**Problem:** Transcribe the listing below word for word, from its first line through the line containing "Bar: [703, 262, 946, 282]", including both of those lines.
- - - -
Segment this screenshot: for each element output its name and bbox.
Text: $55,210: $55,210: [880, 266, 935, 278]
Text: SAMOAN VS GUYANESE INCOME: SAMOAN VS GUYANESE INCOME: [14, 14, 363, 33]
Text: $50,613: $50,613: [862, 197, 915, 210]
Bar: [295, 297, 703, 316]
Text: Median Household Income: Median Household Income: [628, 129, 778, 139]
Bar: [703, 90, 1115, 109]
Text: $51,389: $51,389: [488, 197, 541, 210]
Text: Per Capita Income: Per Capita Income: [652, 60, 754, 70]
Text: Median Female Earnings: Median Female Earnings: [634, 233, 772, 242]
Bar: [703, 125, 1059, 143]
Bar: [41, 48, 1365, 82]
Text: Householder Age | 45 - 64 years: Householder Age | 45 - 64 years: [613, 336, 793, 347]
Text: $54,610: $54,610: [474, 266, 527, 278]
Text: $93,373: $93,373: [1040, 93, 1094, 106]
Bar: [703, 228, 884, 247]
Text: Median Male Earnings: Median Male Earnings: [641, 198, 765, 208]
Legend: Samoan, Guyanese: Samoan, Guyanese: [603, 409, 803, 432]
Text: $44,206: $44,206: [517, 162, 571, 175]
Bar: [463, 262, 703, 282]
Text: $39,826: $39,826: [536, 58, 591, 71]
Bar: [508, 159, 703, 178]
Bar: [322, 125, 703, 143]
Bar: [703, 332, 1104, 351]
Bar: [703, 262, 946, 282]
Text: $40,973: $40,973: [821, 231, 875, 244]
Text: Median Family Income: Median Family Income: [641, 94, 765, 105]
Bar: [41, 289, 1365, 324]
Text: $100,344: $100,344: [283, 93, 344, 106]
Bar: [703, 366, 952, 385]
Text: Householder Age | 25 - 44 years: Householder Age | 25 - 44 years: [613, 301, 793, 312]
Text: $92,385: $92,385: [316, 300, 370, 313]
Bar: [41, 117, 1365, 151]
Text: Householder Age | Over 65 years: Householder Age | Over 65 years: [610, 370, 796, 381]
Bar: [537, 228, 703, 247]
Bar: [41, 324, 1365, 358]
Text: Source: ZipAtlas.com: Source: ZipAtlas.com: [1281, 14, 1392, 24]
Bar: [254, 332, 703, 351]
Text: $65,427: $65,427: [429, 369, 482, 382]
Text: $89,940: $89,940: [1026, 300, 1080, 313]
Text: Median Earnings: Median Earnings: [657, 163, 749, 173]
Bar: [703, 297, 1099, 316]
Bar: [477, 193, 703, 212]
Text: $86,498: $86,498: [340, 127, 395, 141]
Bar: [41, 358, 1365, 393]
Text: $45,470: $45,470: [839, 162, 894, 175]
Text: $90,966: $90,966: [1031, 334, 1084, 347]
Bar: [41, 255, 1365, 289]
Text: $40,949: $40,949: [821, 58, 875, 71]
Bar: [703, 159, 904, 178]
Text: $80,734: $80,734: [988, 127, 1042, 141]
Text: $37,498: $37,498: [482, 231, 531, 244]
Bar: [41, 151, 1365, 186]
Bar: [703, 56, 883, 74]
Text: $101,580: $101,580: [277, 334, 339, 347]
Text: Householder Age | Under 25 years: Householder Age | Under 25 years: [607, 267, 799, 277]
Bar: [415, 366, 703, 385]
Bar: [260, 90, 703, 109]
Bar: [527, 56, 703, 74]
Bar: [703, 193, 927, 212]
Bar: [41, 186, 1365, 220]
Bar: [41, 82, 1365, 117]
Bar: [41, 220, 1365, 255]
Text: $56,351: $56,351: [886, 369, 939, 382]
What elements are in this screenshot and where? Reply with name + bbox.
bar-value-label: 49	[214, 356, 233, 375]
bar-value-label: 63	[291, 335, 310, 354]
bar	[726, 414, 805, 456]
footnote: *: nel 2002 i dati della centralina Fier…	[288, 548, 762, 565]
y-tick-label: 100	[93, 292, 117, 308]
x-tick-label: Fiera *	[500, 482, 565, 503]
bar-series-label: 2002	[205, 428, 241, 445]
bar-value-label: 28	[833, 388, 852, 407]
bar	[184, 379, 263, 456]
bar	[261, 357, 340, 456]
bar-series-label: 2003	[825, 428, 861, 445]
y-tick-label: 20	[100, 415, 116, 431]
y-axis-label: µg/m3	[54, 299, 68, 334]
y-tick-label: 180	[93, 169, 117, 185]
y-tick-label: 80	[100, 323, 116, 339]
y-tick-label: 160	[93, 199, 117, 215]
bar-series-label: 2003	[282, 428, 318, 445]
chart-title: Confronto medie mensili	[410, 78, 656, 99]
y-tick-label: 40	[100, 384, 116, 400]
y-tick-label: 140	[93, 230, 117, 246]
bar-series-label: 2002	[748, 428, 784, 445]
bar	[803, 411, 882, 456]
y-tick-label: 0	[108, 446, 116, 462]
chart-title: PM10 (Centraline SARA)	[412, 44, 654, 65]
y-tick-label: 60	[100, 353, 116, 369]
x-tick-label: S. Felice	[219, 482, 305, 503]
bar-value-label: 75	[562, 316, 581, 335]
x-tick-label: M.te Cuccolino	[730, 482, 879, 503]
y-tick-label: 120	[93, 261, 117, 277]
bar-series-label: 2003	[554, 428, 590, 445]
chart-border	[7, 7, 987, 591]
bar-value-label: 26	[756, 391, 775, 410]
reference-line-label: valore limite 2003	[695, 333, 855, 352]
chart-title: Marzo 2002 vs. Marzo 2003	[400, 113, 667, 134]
- - - -
**Exercise answer:**
Segment this screenshot: for each element output its name and bbox.
Text: $55,210: $55,210: [880, 266, 935, 278]
Text: SAMOAN VS GUYANESE INCOME: SAMOAN VS GUYANESE INCOME: [14, 14, 363, 33]
Text: $50,613: $50,613: [862, 197, 915, 210]
Bar: [295, 297, 703, 316]
Text: Median Household Income: Median Household Income: [628, 129, 778, 139]
Bar: [703, 90, 1115, 109]
Text: $51,389: $51,389: [488, 197, 541, 210]
Text: Per Capita Income: Per Capita Income: [652, 60, 754, 70]
Text: Median Female Earnings: Median Female Earnings: [634, 233, 772, 242]
Bar: [703, 125, 1059, 143]
Bar: [41, 48, 1365, 82]
Text: Householder Age | 45 - 64 years: Householder Age | 45 - 64 years: [613, 336, 793, 347]
Text: $54,610: $54,610: [474, 266, 527, 278]
Text: $93,373: $93,373: [1040, 93, 1094, 106]
Bar: [703, 228, 884, 247]
Text: Median Male Earnings: Median Male Earnings: [641, 198, 765, 208]
Legend: Samoan, Guyanese: Samoan, Guyanese: [603, 409, 803, 432]
Text: $44,206: $44,206: [517, 162, 571, 175]
Bar: [463, 262, 703, 282]
Text: $39,826: $39,826: [536, 58, 591, 71]
Bar: [508, 159, 703, 178]
Bar: [322, 125, 703, 143]
Bar: [703, 332, 1104, 351]
Bar: [703, 262, 946, 282]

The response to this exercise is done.